* _Task brief_
Reproduce the listing below without any change.

* _Available records_
++++++++
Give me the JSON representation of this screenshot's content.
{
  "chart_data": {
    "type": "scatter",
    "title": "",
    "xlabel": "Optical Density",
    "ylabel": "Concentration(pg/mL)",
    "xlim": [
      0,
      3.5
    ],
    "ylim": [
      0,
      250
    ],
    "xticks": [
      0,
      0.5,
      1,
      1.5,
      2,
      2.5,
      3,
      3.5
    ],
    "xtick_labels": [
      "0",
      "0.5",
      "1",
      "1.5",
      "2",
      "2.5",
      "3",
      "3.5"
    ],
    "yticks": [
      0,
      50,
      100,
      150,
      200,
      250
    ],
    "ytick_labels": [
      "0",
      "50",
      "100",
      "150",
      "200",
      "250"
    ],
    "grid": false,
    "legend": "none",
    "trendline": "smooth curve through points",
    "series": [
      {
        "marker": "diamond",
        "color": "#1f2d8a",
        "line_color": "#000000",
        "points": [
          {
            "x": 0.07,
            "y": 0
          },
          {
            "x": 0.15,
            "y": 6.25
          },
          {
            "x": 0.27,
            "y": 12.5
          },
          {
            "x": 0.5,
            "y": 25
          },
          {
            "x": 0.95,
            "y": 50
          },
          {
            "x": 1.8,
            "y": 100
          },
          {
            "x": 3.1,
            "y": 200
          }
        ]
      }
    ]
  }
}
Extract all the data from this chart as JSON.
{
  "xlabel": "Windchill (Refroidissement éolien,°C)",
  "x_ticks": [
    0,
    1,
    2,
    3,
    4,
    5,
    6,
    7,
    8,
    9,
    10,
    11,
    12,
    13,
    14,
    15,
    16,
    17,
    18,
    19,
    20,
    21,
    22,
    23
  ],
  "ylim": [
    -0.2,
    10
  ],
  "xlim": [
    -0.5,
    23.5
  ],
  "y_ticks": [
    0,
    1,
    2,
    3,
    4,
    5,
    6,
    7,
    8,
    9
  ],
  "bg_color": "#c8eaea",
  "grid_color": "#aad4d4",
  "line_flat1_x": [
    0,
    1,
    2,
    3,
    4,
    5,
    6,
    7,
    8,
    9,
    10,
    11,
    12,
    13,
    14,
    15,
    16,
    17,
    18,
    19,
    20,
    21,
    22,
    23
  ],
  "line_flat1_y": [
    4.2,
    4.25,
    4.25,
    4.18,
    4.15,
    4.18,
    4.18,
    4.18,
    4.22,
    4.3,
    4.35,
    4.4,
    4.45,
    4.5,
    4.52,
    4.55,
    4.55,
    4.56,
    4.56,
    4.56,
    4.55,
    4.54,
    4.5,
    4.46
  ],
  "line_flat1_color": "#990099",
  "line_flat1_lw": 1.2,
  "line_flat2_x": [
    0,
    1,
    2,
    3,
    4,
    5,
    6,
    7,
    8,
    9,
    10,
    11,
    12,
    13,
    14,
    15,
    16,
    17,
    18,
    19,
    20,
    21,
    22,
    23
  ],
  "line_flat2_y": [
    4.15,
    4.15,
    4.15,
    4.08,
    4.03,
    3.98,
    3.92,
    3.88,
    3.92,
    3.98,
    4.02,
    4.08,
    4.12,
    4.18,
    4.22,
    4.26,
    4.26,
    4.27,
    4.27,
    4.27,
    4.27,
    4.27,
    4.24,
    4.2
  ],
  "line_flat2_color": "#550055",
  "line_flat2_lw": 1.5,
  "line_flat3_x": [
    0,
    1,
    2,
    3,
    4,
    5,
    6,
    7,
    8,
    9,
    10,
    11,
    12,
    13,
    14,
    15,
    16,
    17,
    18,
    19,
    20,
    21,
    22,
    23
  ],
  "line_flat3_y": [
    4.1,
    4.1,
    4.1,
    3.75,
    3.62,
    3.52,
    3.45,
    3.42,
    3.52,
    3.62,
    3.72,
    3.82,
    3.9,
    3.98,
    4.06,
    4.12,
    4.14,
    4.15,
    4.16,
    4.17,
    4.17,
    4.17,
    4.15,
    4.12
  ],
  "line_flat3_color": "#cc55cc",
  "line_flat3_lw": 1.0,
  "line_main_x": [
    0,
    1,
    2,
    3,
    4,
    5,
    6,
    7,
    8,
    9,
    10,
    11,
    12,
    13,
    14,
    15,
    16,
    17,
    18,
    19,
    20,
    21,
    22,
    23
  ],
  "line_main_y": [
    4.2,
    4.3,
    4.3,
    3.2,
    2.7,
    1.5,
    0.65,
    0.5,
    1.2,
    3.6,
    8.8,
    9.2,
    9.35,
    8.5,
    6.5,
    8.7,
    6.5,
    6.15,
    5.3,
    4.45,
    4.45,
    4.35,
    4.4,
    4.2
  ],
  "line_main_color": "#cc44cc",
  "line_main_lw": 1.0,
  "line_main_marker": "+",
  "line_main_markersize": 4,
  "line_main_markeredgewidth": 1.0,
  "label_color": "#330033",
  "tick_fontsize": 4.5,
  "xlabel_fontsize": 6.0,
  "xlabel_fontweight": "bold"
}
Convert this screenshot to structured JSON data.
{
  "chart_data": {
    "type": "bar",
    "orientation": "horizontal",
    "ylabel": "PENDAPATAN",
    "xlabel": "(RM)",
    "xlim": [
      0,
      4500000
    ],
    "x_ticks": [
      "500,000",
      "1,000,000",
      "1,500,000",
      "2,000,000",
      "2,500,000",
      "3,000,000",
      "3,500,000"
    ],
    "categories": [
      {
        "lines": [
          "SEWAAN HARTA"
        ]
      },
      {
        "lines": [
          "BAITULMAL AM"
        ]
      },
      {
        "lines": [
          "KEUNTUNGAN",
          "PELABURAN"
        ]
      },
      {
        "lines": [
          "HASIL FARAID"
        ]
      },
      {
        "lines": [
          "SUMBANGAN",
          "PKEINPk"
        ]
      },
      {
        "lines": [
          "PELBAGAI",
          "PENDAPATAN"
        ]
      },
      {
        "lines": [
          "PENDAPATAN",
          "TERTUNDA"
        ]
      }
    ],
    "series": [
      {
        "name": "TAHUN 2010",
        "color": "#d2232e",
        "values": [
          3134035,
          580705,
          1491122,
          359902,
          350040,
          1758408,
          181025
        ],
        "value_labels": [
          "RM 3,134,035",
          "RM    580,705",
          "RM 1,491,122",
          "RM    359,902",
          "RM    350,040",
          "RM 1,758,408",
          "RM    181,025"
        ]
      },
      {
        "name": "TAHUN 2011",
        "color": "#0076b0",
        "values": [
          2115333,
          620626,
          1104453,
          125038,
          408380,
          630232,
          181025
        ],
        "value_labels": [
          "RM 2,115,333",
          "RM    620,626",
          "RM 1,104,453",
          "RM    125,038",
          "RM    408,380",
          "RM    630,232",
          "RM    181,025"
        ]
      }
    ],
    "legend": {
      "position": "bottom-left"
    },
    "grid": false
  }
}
++++++++
* _Full answer_
Give me the JSON representation of this screenshot's content.
{
  "chart_data": {
    "type": "scatter",
    "title": "",
    "xlabel": "Optical Density",
    "ylabel": "Concentration(pg/mL)",
    "xlim": [
      0,
      3.5
    ],
    "ylim": [
      0,
      250
    ],
    "xticks": [
      0,
      0.5,
      1,
      1.5,
      2,
      2.5,
      3,
      3.5
    ],
    "xtick_labels": [
      "0",
      "0.5",
      "1",
      "1.5",
      "2",
      "2.5",
      "3",
      "3.5"
    ],
    "yticks": [
      0,
      50,
      100,
      150,
      200,
      250
    ],
    "ytick_labels": [
      "0",
      "50",
      "100",
      "150",
      "200",
      "250"
    ],
    "grid": false,
    "legend": "none",
    "trendline": "smooth curve through points",
    "series": [
      {
        "marker": "diamond",
        "color": "#1f2d8a",
        "line_color": "#000000",
        "points": [
          {
            "x": 0.07,
            "y": 0
          },
          {
            "x": 0.15,
            "y": 6.25
          },
          {
            "x": 0.27,
            "y": 12.5
          },
          {
            "x": 0.5,
            "y": 25
          },
          {
            "x": 0.95,
            "y": 50
          },
          {
            "x": 1.8,
            "y": 100
          },
          {
            "x": 3.1,
            "y": 200
          }
        ]
      }
    ]
  }
}
Extract all the data from this chart as JSON.
{
  "xlabel": "Windchill (Refroidissement éolien,°C)",
  "x_ticks": [
    0,
    1,
    2,
    3,
    4,
    5,
    6,
    7,
    8,
    9,
    10,
    11,
    12,
    13,
    14,
    15,
    16,
    17,
    18,
    19,
    20,
    21,
    22,
    23
  ],
  "ylim": [
    -0.2,
    10
  ],
  "xlim": [
    -0.5,
    23.5
  ],
  "y_ticks": [
    0,
    1,
    2,
    3,
    4,
    5,
    6,
    7,
    8,
    9
  ],
  "bg_color": "#c8eaea",
  "grid_color": "#aad4d4",
  "line_flat1_x": [
    0,
    1,
    2,
    3,
    4,
    5,
    6,
    7,
    8,
    9,
    10,
    11,
    12,
    13,
    14,
    15,
    16,
    17,
    18,
    19,
    20,
    21,
    22,
    23
  ],
  "line_flat1_y": [
    4.2,
    4.25,
    4.25,
    4.18,
    4.15,
    4.18,
    4.18,
    4.18,
    4.22,
    4.3,
    4.35,
    4.4,
    4.45,
    4.5,
    4.52,
    4.55,
    4.55,
    4.56,
    4.56,
    4.56,
    4.55,
    4.54,
    4.5,
    4.46
  ],
  "line_flat1_color": "#990099",
  "line_flat1_lw": 1.2,
  "line_flat2_x": [
    0,
    1,
    2,
    3,
    4,
    5,
    6,
    7,
    8,
    9,
    10,
    11,
    12,
    13,
    14,
    15,
    16,
    17,
    18,
    19,
    20,
    21,
    22,
    23
  ],
  "line_flat2_y": [
    4.15,
    4.15,
    4.15,
    4.08,
    4.03,
    3.98,
    3.92,
    3.88,
    3.92,
    3.98,
    4.02,
    4.08,
    4.12,
    4.18,
    4.22,
    4.26,
    4.26,
    4.27,
    4.27,
    4.27,
    4.27,
    4.27,
    4.24,
    4.2
  ],
  "line_flat2_color": "#550055",
  "line_flat2_lw": 1.5,
  "line_flat3_x": [
    0,
    1,
    2,
    3,
    4,
    5,
    6,
    7,
    8,
    9,
    10,
    11,
    12,
    13,
    14,
    15,
    16,
    17,
    18,
    19,
    20,
    21,
    22,
    23
  ],
  "line_flat3_y": [
    4.1,
    4.1,
    4.1,
    3.75,
    3.62,
    3.52,
    3.45,
    3.42,
    3.52,
    3.62,
    3.72,
    3.82,
    3.9,
    3.98,
    4.06,
    4.12,
    4.14,
    4.15,
    4.16,
    4.17,
    4.17,
    4.17,
    4.15,
    4.12
  ],
  "line_flat3_color": "#cc55cc",
  "line_flat3_lw": 1.0,
  "line_main_x": [
    0,
    1,
    2,
    3,
    4,
    5,
    6,
    7,
    8,
    9,
    10,
    11,
    12,
    13,
    14,
    15,
    16,
    17,
    18,
    19,
    20,
    21,
    22,
    23
  ],
  "line_main_y": [
    4.2,
    4.3,
    4.3,
    3.2,
    2.7,
    1.5,
    0.65,
    0.5,
    1.2,
    3.6,
    8.8,
    9.2,
    9.35,
    8.5,
    6.5,
    8.7,
    6.5,
    6.15,
    5.3,
    4.45,
    4.45,
    4.35,
    4.4,
    4.2
  ],
  "line_main_color": "#cc44cc",
  "line_main_lw": 1.0,
  "line_main_marker": "+",
  "line_main_markersize": 4,
  "line_main_markeredgewidth": 1.0,
  "label_color": "#330033",
  "tick_fontsize": 4.5,
  "xlabel_fontsize": 6.0,
  "xlabel_fontweight": "bold"
}
Convert this screenshot to structured JSON data.
{
  "chart_data": {
    "type": "bar",
    "orientation": "horizontal",
    "ylabel": "PENDAPATAN",
    "xlabel": "(RM)",
    "xlim": [
      0,
      4500000
    ],
    "x_ticks": [
      "500,000",
      "1,000,000",
      "1,500,000",
      "2,000,000",
      "2,500,000",
      "3,000,000",
      "3,500,000"
    ],
    "categories": [
      {
        "lines": [
          "SEWAAN HARTA"
        ]
      },
      {
        "lines": [
          "BAITULMAL AM"
        ]
      },
      {
        "lines": [
          "KEUNTUNGAN",
          "PELABURAN"
        ]
      },
      {
        "lines": [
          "HASIL FARAID"
        ]
      },
      {
        "lines": [
          "SUMBANGAN",
          "PKEINPk"
        ]
      },
      {
        "lines": [
          "PELBAGAI",
          "PENDAPATAN"
        ]
      },
      {
        "lines": [
          "PENDAPATAN",
          "TERTUNDA"
        ]
      }
    ],
    "series": [
      {
        "name": "TAHUN 2010",
        "color": "#d2232e",
        "values": [
          3134035,
          580705,
          1491122,
          359902,
          350040,
          1758408,
          181025
        ],
        "value_labels": [
          "RM 3,134,035",
          "RM    580,705",
          "RM 1,491,122",
          "RM    359,902",
          "RM    350,040",
          "RM 1,758,408",
          "RM    181,025"
        ]
      },
      {
        "name": "TAHUN 2011",
        "color": "#0076b0",
        "values": [
          2115333,
          620626,
          1104453,
          125038,
          408380,
          630232,
          181025
        ],
        "value_labels": [
          "RM 2,115,333",
          "RM    620,626",
          "RM 1,104,453",
          "RM    125,038",
          "RM    408,380",
          "RM    630,232",
          "RM    181,025"
        ]
      }
    ],
    "legend": {
      "position": "bottom-left"
    },
    "grid": false
  }
}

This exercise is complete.